WHAT IS REQUIRED: Find the string "ishlab" in the entries and copy each line that has it.

[Dataset excerpt]
——————————

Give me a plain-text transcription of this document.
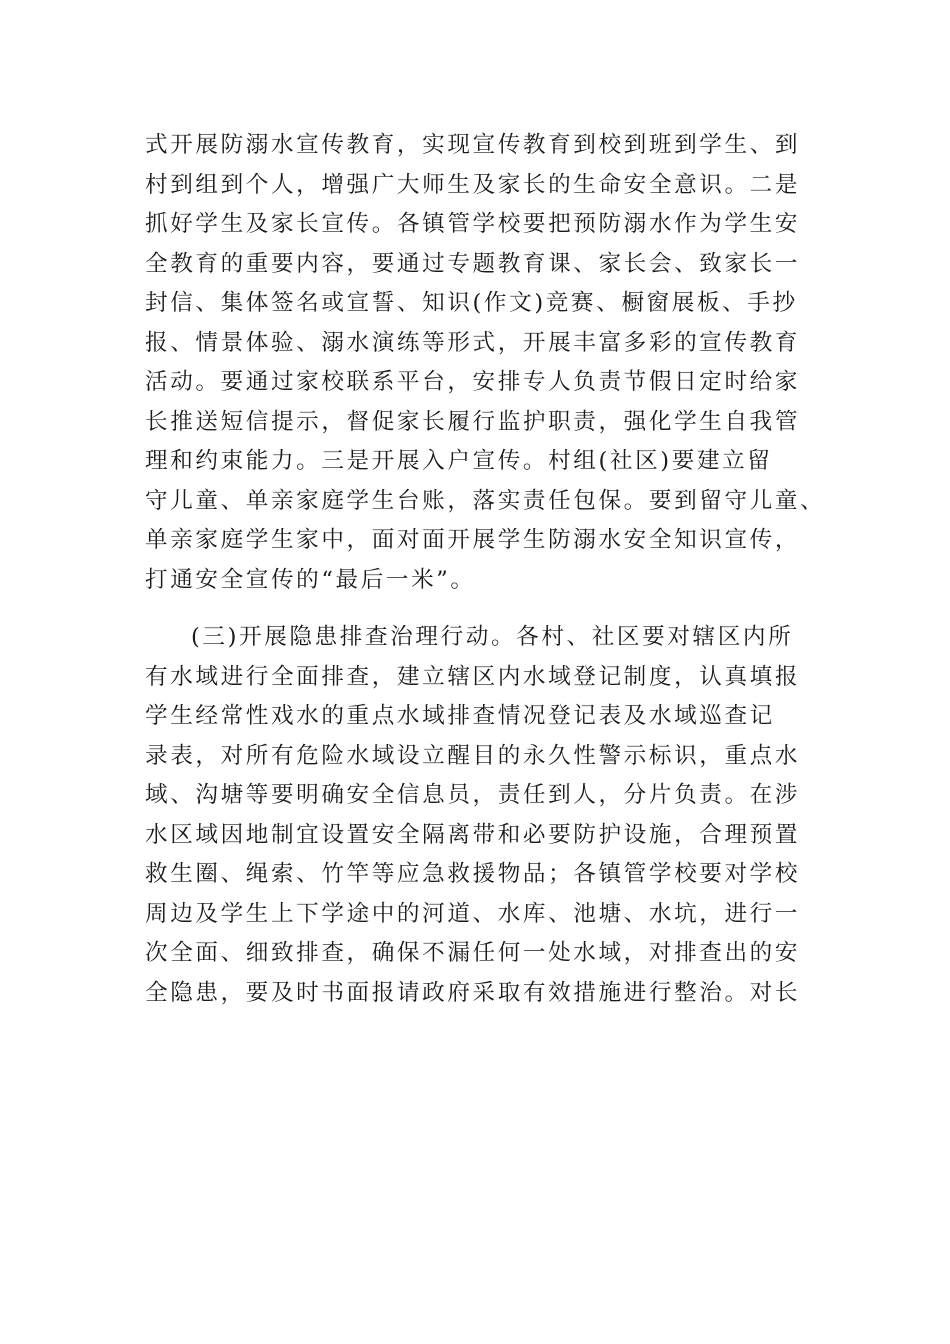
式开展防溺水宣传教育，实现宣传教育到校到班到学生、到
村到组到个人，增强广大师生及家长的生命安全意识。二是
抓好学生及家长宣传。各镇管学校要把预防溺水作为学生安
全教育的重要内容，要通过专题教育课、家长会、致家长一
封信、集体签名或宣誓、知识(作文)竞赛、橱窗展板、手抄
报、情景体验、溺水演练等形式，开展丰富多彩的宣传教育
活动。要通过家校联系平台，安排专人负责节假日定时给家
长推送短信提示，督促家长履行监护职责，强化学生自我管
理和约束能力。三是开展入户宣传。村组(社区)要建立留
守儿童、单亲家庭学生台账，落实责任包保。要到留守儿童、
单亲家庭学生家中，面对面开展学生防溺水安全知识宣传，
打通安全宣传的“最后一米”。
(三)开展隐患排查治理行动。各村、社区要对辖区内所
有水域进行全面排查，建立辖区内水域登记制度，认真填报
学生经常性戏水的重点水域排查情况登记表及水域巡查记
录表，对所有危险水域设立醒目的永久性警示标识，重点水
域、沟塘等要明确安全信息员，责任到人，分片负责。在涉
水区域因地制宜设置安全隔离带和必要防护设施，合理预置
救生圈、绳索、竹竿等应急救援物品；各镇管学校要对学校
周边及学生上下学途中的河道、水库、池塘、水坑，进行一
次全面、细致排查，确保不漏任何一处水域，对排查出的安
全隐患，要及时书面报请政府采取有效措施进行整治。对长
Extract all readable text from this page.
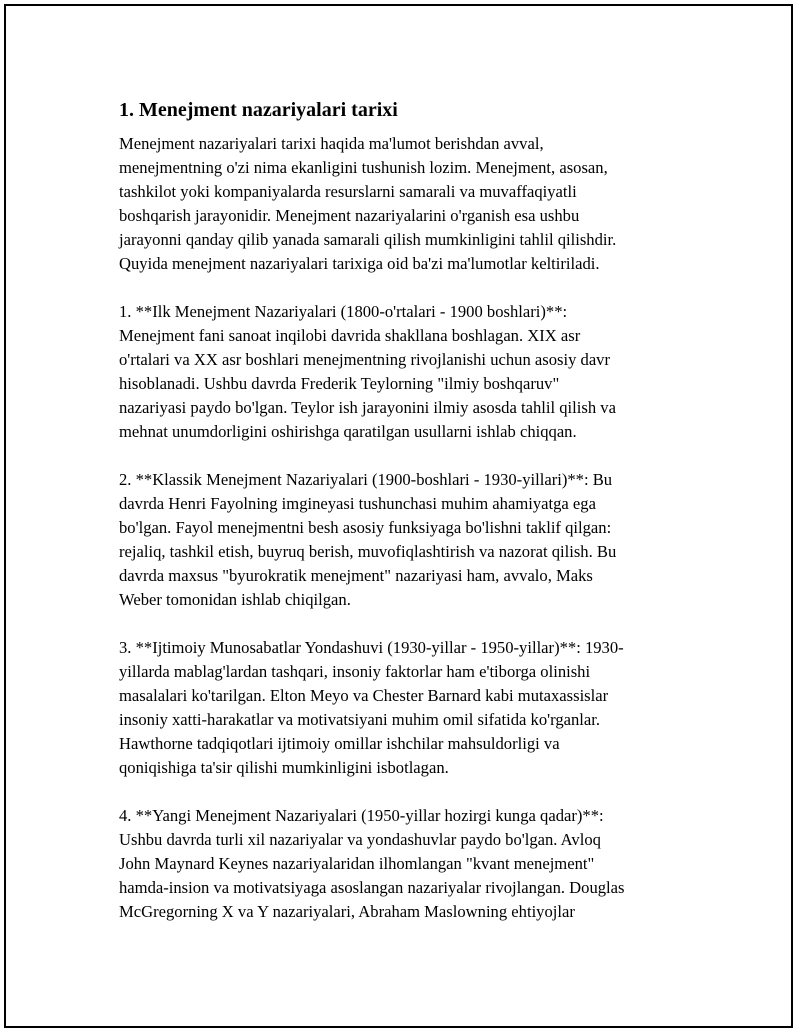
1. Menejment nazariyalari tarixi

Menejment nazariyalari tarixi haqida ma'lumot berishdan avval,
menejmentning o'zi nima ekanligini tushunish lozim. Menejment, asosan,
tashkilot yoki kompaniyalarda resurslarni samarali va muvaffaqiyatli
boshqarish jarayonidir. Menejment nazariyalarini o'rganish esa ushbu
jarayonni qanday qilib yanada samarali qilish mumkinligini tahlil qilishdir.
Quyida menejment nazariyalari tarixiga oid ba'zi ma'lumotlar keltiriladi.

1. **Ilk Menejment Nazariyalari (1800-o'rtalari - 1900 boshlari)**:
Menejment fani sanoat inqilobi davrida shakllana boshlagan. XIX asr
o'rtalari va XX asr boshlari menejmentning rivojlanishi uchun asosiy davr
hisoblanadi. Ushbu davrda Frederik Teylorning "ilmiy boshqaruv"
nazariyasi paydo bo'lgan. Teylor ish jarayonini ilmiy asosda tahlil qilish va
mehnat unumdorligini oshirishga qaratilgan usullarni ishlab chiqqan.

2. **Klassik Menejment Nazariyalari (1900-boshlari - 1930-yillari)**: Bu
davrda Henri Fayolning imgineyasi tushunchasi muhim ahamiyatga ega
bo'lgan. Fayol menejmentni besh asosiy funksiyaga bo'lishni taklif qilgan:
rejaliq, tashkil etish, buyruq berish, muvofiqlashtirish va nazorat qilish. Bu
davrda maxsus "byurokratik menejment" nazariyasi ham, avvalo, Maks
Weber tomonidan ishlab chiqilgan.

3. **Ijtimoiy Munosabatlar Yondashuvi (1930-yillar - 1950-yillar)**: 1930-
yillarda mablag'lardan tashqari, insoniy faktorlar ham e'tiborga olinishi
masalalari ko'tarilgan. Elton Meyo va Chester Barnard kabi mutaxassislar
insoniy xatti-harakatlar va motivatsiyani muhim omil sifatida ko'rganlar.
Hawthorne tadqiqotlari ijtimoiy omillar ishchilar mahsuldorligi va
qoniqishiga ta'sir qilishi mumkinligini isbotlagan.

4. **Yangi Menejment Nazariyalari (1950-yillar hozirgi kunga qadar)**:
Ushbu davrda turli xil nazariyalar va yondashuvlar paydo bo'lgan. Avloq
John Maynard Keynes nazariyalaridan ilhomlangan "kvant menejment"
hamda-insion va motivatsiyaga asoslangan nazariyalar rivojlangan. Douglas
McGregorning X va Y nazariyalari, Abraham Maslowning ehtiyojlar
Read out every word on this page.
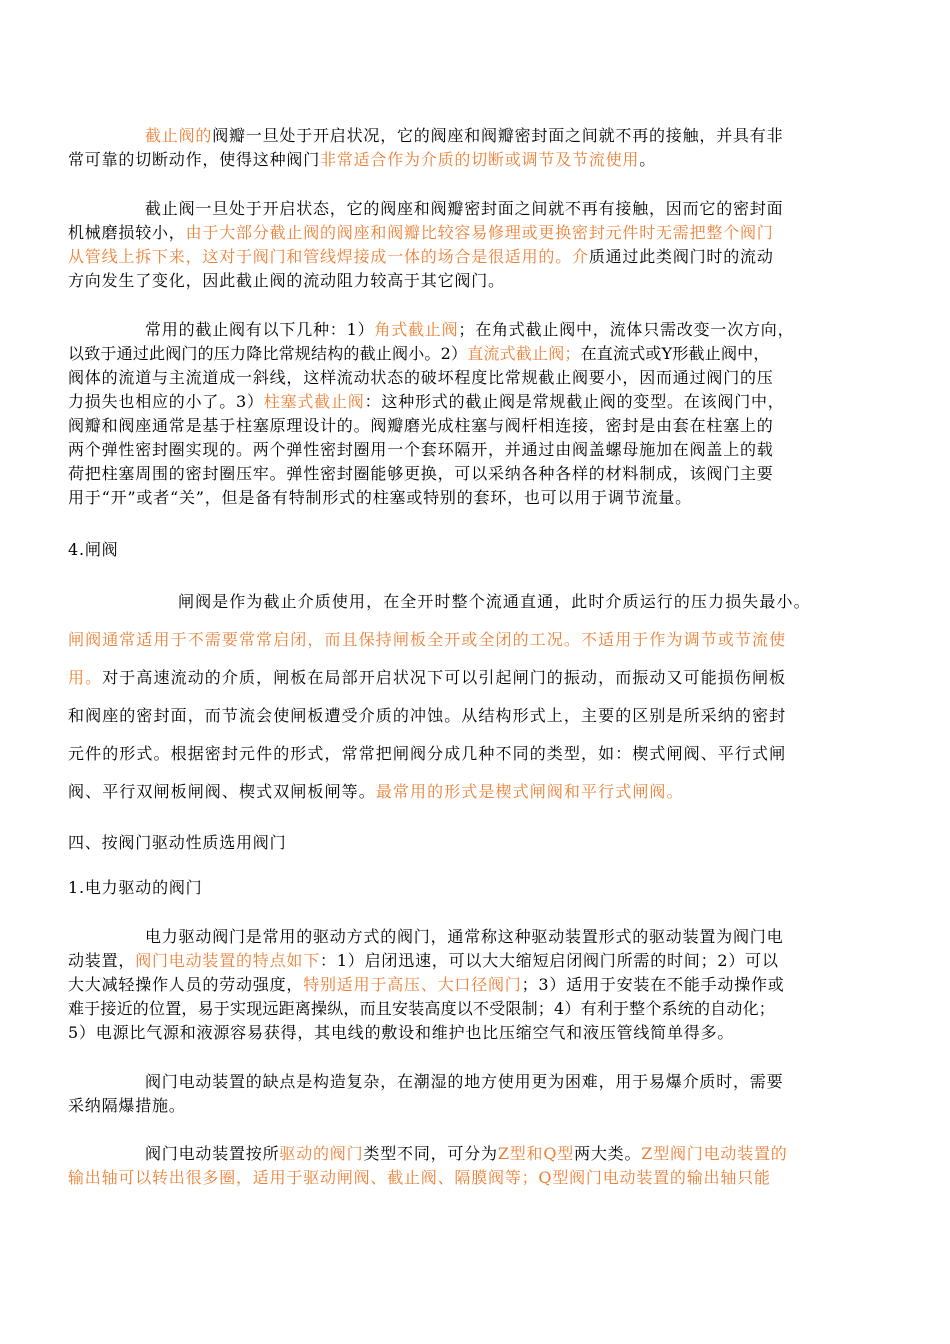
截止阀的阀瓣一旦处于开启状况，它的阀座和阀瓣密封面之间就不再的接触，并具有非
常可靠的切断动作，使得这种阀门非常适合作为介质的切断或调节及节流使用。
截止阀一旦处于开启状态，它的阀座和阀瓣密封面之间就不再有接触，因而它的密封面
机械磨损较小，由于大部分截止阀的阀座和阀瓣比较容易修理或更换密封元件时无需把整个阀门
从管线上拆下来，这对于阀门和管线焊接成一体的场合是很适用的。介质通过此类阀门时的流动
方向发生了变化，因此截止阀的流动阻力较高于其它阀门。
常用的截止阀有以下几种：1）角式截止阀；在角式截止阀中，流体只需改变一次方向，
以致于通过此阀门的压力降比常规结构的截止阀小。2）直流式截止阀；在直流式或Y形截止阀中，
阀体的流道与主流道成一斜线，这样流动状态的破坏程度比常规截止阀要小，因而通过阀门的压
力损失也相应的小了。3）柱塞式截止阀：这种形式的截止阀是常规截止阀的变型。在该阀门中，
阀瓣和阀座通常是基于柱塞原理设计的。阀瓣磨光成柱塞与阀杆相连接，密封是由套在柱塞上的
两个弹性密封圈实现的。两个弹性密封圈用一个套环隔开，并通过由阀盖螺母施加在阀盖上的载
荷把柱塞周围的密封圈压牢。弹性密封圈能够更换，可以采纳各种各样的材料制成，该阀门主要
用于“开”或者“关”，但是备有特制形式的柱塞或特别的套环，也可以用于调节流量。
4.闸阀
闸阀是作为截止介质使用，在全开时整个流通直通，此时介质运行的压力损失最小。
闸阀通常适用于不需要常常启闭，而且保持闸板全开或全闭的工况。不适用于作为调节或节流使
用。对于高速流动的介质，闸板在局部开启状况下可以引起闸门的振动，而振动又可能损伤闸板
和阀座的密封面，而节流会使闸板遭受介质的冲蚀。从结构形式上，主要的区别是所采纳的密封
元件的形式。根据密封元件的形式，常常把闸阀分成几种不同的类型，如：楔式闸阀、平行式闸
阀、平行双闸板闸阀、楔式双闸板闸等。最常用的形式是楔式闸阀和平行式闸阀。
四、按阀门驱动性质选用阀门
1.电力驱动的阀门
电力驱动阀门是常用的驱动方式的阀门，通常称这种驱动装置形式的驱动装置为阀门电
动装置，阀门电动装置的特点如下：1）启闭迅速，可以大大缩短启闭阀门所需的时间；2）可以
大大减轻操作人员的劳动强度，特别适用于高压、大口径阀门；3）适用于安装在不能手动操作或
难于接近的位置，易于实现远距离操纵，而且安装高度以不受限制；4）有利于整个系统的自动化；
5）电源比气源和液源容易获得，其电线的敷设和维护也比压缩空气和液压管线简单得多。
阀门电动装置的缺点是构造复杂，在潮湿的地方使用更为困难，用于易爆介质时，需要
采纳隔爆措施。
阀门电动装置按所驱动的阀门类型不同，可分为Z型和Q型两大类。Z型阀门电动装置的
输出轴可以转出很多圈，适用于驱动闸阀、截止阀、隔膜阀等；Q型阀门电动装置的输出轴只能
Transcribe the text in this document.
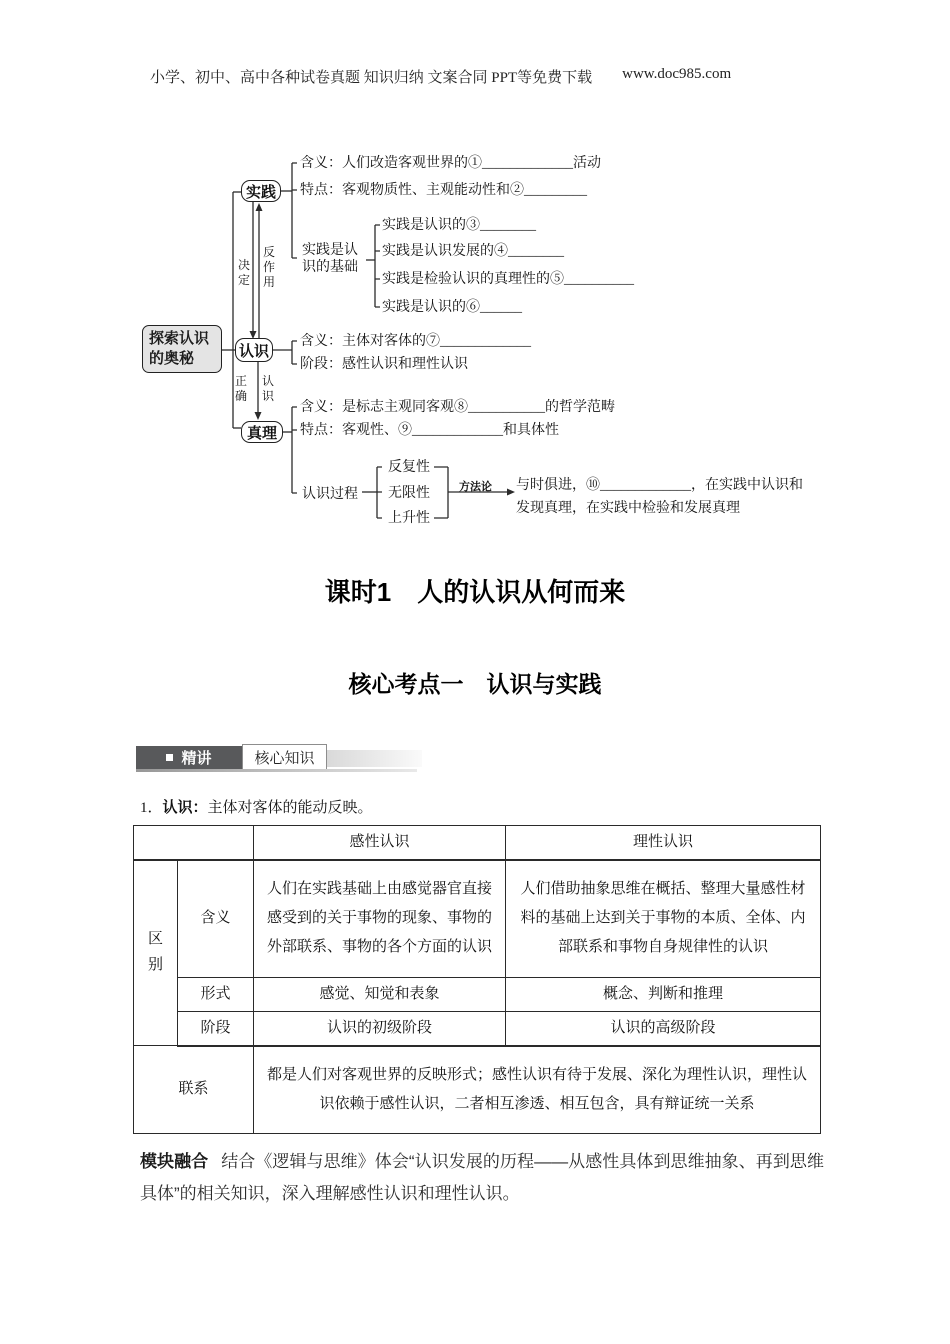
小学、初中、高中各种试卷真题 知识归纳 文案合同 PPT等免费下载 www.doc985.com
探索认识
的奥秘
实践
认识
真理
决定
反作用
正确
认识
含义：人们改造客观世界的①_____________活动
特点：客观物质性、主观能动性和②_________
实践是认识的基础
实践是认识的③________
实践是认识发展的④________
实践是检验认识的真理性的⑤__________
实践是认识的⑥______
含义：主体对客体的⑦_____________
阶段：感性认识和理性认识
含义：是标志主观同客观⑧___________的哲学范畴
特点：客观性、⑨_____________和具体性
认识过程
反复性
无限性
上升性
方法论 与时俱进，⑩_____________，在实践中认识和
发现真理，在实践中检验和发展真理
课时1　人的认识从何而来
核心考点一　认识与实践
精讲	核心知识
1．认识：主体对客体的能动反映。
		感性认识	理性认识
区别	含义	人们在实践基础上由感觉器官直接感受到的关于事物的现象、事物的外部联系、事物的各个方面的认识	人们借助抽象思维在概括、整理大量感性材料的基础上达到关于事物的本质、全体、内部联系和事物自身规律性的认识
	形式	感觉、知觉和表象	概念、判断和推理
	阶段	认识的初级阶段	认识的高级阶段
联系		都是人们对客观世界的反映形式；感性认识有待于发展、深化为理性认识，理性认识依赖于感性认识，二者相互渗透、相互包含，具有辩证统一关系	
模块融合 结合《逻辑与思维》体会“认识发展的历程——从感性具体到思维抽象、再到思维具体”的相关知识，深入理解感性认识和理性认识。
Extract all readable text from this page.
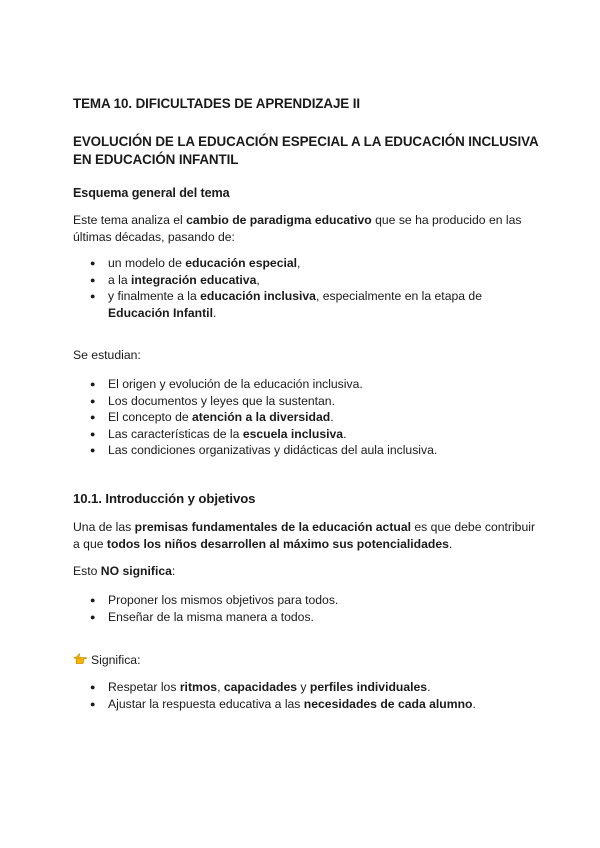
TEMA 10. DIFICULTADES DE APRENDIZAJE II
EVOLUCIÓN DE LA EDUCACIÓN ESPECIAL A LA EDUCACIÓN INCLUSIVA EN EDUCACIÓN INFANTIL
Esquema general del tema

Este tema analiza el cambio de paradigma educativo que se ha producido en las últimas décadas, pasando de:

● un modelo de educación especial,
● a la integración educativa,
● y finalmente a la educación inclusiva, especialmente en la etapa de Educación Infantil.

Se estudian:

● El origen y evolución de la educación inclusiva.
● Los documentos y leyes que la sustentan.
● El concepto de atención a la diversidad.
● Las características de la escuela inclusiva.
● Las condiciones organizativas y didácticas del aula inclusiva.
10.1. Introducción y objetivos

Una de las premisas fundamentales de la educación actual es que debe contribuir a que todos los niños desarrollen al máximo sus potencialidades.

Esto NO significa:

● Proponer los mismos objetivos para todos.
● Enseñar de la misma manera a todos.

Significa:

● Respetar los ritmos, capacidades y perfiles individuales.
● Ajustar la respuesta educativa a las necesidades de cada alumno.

——————————

ANSWER TO THIS EXERCISE:
mehnat unumdorligini oshirishga qaratilgan usullarni ishlab chiqqan.
Weber tomonidan ishlab chiqilgan.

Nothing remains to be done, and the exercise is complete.